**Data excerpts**
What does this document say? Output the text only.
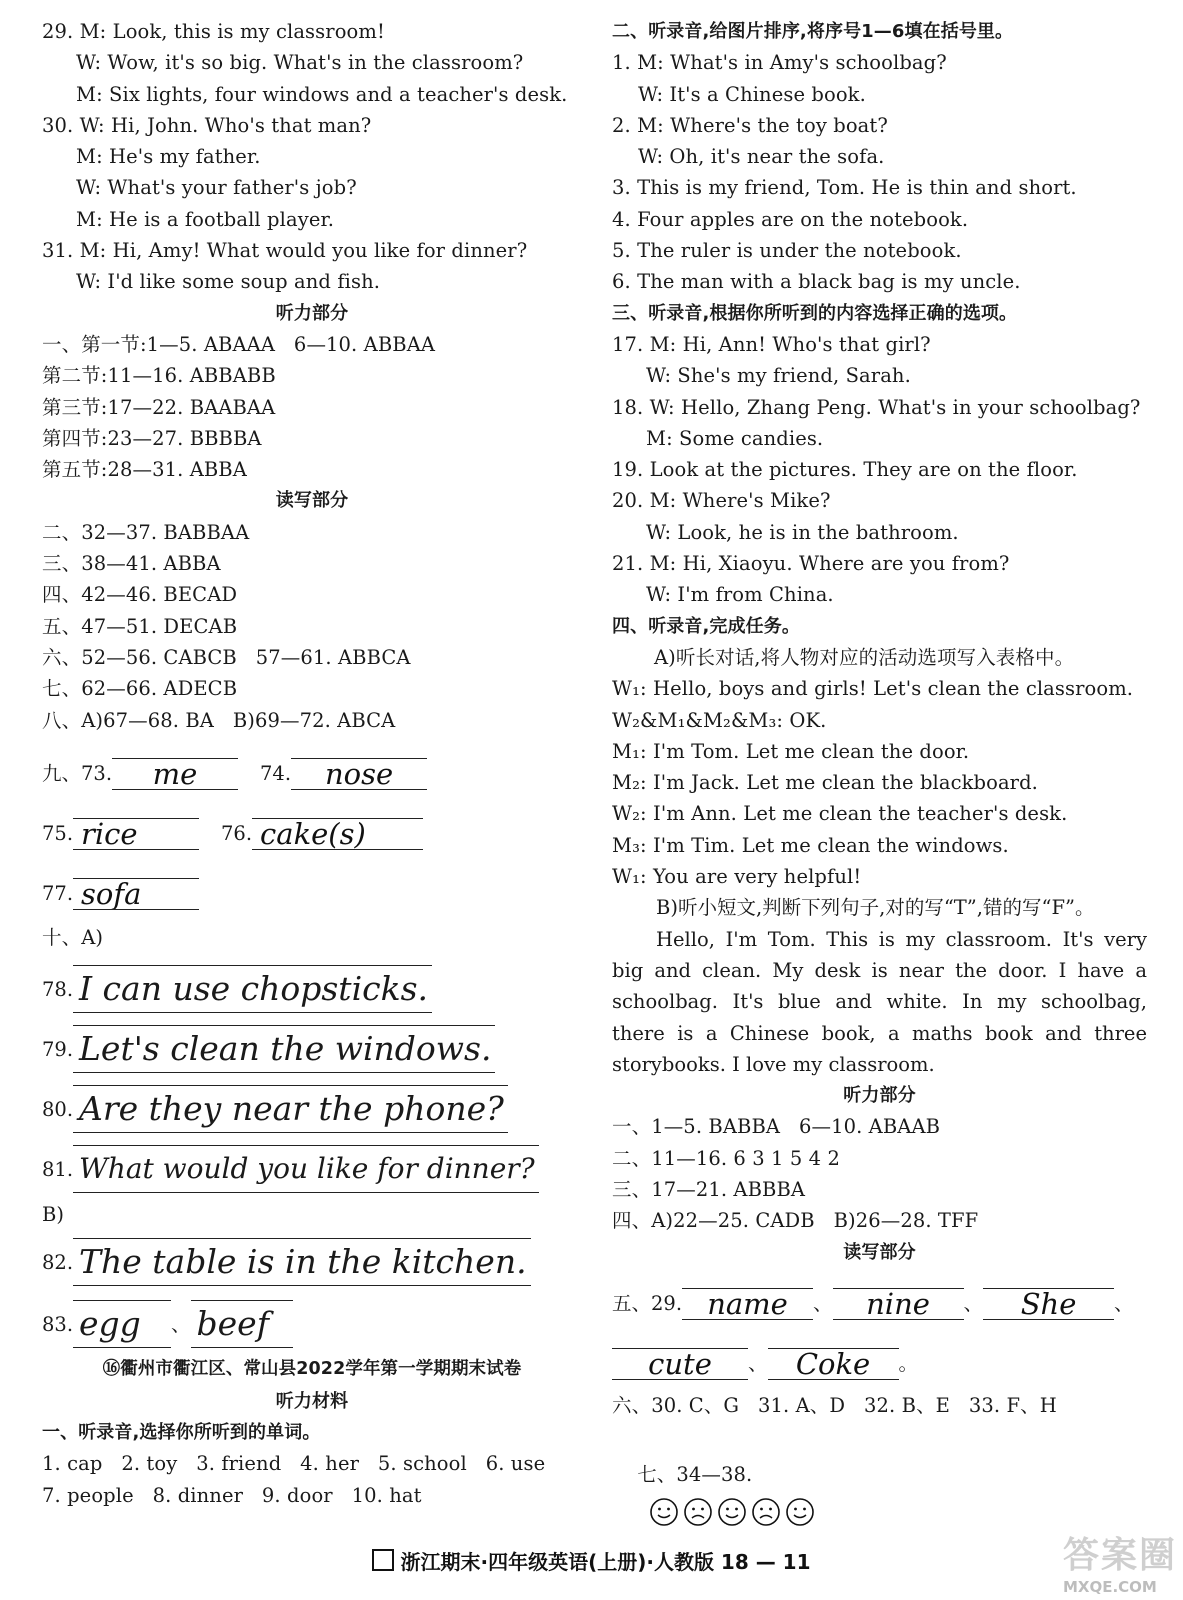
29. M: Look, this is my classroom!
W: Wow, it's so big. What's in the classroom?
M: Six lights, four windows and a teacher's desk.
30. W: Hi, John. Who's that man?
M: He's my father.
W: What's your father's job?
M: He is a football player.
31. M: Hi, Amy! What would you like for dinner?
W: I'd like some soup and fish.
听力部分
一、第一节:1—5. ABAAA   6—10. ABBAA
第二节:11—16. ABBABB
第三节:17—22. BAABAA
第四节:23—27. BBBBA
第五节:28—31. ABBA
读写部分
二、32—37. BABBAA
三、38—41. ABBA
四、42—46. BECAD
五、47—51. DECAB
六、52—56. CABCB   57—61. ABBCA
七、62—66. ADECB
八、A)67—68. BA   B)69—72. ABCA
九、73.	me	74.	nose
75. rice	76. cake(s)
77. sofa
十、A)
78. I can use chopsticks.
79. Let's clean the windows.
80. Are they near the phone?
81. What would you like for dinner?
B)
82. The table is in the kitchen.
83. egg	、 beef
⑯衢州市衢江区、常山县2022学年第一学期期末试卷
听力材料
一、听录音,选择你所听到的单词。
1. cap   2. toy   3. friend   4. her   5. school   6. use
7. people   8. dinner   9. door   10. hat
二、听录音,给图片排序,将序号1—6填在括号里。
1. M: What's in Amy's schoolbag?
W: It's a Chinese book.
2. M: Where's the toy boat?
W: Oh, it's near the sofa.
3. This is my friend, Tom. He is thin and short.
4. Four apples are on the notebook.
5. The ruler is under the notebook.
6. The man with a black bag is my uncle.
三、听录音,根据你所听到的内容选择正确的选项。
17. M: Hi, Ann! Who's that girl?
W: She's my friend, Sarah.
18. W: Hello, Zhang Peng. What's in your schoolbag?
M: Some candies.
19. Look at the pictures. They are on the floor.
20. M: Where's Mike?
W: Look, he is in the bathroom.
21. M: Hi, Xiaoyu. Where are you from?
W: I'm from China.
四、听录音,完成任务。
A)听长对话,将人物对应的活动选项写入表格中。
W₁: Hello, boys and girls! Let's clean the classroom.
W₂&M₁&M₂&M₃: OK.
M₁: I'm Tom. Let me clean the door.
M₂: I'm Jack. Let me clean the blackboard.
W₂: I'm Ann. Let me clean the teacher's desk.
M₃: I'm Tim. Let me clean the windows.
W₁: You are very helpful!
B)听小短文,判断下列句子,对的写“T”,错的写“F”。
Hello, I'm Tom. This is my classroom. It's very big and clean. My desk is near the door. I have a schoolbag. It's blue and white. In my schoolbag, there is a Chinese book, a maths book and three storybooks. I love my classroom.
听力部分
一、1—5. BABBA   6—10. ABAAB
二、11—16. 6 3 1 5 4 2
三、17—21. ABBBA
四、A)22—25. CADB   B)26—28. TFF
读写部分
五、29. name	、	nine	、	She	、
cute	、 Coke	。
六、30. C、G   31. A、D   32. B、E   33. F、H

七、34—38.

浙江期末·四年级英语(上册)·人教版 18 — 11	答案圈
MXQE.COM
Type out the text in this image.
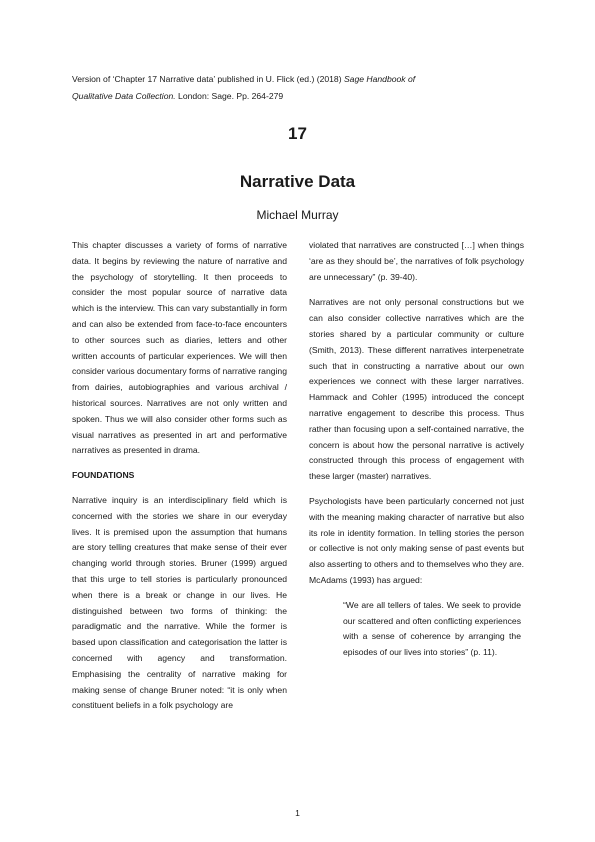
Version of ‘Chapter 17 Narrative data’ published in U. Flick (ed.) (2018) Sage Handbook of
Qualitative Data Collection. London: Sage. Pp. 264-279

17
Narrative Data

Michael Murray

This chapter discusses a variety of forms of narrative data. It begins by reviewing the nature of narrative and the psychology of storytelling. It then proceeds to consider the most popular source of narrative data which is the interview. This can vary substantially in form and can also be extended from face-to-face encounters to other sources such as diaries, letters and other written accounts of particular experiences. We will then consider various documentary forms of narrative ranging from dairies, autobiographies and various archival / historical sources. Narratives are not only written and spoken. Thus we will also consider other forms such as visual narratives as presented in art and performative narratives as presented in drama.

FOUNDATIONS

Narrative inquiry is an interdisciplinary field which is concerned with the stories we share in our everyday lives. It is premised upon the assumption that humans are story telling creatures that make sense of their ever changing world through stories. Bruner (1999) argued that this urge to tell stories is particularly pronounced when there is a break or change in our lives. He distinguished between two forms of thinking: the paradigmatic and the narrative. While the former is based upon classification and categorisation the latter is concerned with agency and transformation. Emphasising the centrality of narrative making for making sense of change Bruner noted: “it is only when constituent beliefs in a folk psychology are

violated that narratives are constructed […] when things ‘are as they should be’, the narratives of folk psychology are unnecessary” (p. 39-40).

Narratives are not only personal constructions but we can also consider collective narratives which are the stories shared by a particular community or culture (Smith, 2013). These different narratives interpenetrate such that in constructing a narrative about our own experiences we connect with these larger narratives. Hammack and Cohler (1995) introduced the concept narrative engagement to describe this process. Thus rather than focusing upon a self-contained narrative, the concern is about how the personal narrative is actively constructed through this process of engagement with these larger (master) narratives.

Psychologists have been particularly concerned not just with the meaning making character of narrative but also its role in identity formation. In telling stories the person or collective is not only making sense of past events but also asserting to others and to themselves who they are. McAdams (1993) has argued:

“We are all tellers of tales. We seek to provide our scattered and often conflicting experiences with a sense of coherence by arranging the episodes of our lives into stories” (p. 11).

1
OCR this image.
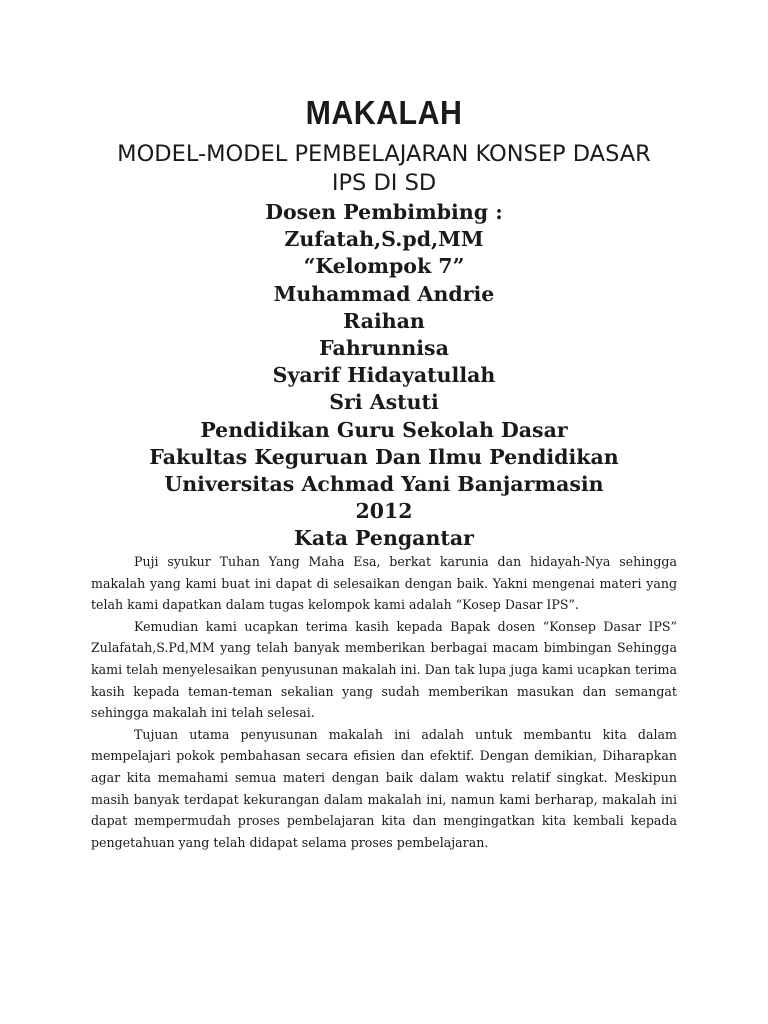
MAKALAH
MODEL-MODEL PEMBELAJARAN KONSEP DASAR
IPS DI SD
Dosen Pembimbing :
Zufatah,S.pd,MM
“Kelompok 7”
Muhammad Andrie
Raihan
Fahrunnisa
Syarif Hidayatullah
Sri Astuti
Pendidikan Guru Sekolah Dasar
Fakultas Keguruan Dan Ilmu Pendidikan
Universitas Achmad Yani Banjarmasin
2012
Kata Pengantar

Puji syukur Tuhan Yang Maha Esa, berkat karunia dan hidayah-Nya sehingga makalah yang kami buat ini dapat di selesaikan dengan baik. Yakni mengenai materi yang telah kami dapatkan dalam tugas kelompok kami adalah “Kosep Dasar IPS”.

Kemudian kami ucapkan terima kasih kepada Bapak dosen “Konsep Dasar IPS” Zulafatah,S.Pd,MM yang telah banyak memberikan berbagai macam bimbingan Sehingga kami telah menyelesaikan penyusunan makalah ini. Dan tak lupa juga kami ucapkan terima kasih kepada teman-teman sekalian yang sudah memberikan masukan dan semangat sehingga makalah ini telah selesai.

Tujuan utama penyusunan makalah ini adalah untuk membantu kita dalam mempelajari pokok pembahasan secara efisien dan efektif. Dengan demikian, Diharapkan agar kita memahami semua materi dengan baik dalam waktu relatif singkat. Meskipun masih banyak terdapat kekurangan dalam makalah ini, namun kami berharap, makalah ini dapat mempermudah proses pembelajaran kita dan mengingatkan kita kembali kepada pengetahuan yang telah didapat selama proses pembelajaran.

**DO THIS**
Extract each line holding the word "penyusunan" from the records.

**WRITTEN ANSWER**
Kemudian kami ucapkan terima kasih kepada Bapak dosen “Konsep Dasar IPS” Zulafatah,S.Pd,MM yang telah banyak memberikan berbagai macam bimbingan Sehingga kami telah menyelesaikan penyusunan makalah ini. Dan tak lupa juga kami ucapkan terima kasih kepada teman-teman sekalian yang sudah memberikan masukan dan semangat sehingga makalah ini telah selesai.
Tujuan utama penyusunan makalah ini adalah untuk membantu kita dalam mempelajari pokok pembahasan secara efisien dan efektif. Dengan demikian, Diharapkan agar kita memahami semua materi dengan baik dalam waktu relatif singkat. Meskipun masih banyak terdapat kekurangan dalam makalah ini, namun kami berharap, makalah ini dapat mempermudah proses pembelajaran kita dan mengingatkan kita kembali kepada pengetahuan yang telah didapat selama proses pembelajaran.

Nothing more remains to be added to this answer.